== Input rows ==
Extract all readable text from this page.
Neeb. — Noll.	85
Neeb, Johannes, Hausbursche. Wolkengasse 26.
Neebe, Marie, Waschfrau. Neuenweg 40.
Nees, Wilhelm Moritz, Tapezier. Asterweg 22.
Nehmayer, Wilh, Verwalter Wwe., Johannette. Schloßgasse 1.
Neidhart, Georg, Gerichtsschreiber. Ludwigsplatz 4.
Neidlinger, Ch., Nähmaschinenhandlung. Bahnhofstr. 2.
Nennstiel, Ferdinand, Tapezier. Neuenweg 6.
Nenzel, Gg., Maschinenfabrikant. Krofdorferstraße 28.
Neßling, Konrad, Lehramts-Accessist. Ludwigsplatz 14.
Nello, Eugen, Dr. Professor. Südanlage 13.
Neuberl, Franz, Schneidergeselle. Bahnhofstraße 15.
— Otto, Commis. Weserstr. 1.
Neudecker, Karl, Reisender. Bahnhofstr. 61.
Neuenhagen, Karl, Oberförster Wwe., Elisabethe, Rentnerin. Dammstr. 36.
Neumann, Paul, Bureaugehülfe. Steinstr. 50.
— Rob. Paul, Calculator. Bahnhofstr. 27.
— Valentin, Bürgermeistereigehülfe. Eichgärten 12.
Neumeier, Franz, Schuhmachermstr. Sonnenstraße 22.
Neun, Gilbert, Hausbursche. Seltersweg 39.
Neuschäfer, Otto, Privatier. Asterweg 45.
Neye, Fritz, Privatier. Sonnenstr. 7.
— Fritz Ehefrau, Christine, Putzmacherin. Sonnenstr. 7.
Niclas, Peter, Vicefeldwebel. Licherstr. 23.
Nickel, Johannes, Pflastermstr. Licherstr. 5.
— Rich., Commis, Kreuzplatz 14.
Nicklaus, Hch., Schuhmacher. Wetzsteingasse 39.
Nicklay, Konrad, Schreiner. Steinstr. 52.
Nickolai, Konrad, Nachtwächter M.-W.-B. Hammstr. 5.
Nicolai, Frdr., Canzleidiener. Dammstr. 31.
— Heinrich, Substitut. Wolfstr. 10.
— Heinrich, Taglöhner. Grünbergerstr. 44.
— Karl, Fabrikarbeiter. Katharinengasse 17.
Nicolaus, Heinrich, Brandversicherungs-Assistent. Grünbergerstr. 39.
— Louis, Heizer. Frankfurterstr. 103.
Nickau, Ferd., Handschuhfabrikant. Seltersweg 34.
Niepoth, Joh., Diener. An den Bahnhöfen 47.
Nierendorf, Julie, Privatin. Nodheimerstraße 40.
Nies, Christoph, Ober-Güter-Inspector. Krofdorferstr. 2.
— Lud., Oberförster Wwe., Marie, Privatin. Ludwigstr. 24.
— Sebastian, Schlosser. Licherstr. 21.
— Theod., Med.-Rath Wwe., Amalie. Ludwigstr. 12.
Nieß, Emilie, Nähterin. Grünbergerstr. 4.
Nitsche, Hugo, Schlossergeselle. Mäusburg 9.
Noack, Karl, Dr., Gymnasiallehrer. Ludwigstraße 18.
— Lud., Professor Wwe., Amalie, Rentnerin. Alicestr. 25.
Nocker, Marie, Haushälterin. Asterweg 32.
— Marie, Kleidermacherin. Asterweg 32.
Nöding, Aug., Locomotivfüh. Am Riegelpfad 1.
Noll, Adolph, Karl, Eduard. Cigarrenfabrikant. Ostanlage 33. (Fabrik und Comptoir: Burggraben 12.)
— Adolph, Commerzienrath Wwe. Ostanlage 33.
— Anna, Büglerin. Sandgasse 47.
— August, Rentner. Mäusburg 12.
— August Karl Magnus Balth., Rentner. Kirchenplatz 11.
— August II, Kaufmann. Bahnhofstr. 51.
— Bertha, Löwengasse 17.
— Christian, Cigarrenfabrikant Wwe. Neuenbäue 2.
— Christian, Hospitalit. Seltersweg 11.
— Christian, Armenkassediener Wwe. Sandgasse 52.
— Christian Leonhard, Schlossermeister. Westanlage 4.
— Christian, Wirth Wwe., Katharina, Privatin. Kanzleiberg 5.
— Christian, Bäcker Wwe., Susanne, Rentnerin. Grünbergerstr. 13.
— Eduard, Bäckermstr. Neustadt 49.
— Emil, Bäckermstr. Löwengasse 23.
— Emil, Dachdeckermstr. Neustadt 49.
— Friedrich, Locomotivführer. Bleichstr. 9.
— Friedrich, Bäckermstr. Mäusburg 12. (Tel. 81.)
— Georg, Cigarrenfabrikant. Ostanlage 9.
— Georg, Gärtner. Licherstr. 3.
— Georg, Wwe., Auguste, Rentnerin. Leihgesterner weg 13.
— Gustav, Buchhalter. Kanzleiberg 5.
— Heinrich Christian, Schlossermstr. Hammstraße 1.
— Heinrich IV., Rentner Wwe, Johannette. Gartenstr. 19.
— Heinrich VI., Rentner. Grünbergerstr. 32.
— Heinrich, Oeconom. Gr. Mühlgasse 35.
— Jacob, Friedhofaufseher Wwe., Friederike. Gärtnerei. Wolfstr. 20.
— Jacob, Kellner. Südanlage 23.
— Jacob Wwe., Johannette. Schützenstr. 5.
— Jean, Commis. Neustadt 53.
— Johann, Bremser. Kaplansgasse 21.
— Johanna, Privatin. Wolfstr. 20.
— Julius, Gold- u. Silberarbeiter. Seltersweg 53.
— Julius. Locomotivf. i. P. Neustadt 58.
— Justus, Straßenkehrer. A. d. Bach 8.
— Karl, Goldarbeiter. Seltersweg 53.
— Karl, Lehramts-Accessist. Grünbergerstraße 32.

== Exercise requirements ==
Within the listing above, copy each line that has the string "Bäckermstr".

== Answer below ==
— Eduard, Bäckermstr. Neustadt 49.
— Emil, Bäckermstr. Löwengasse 23.
— Friedrich, Bäckermstr. Mäusburg 12. (Tel. 81.)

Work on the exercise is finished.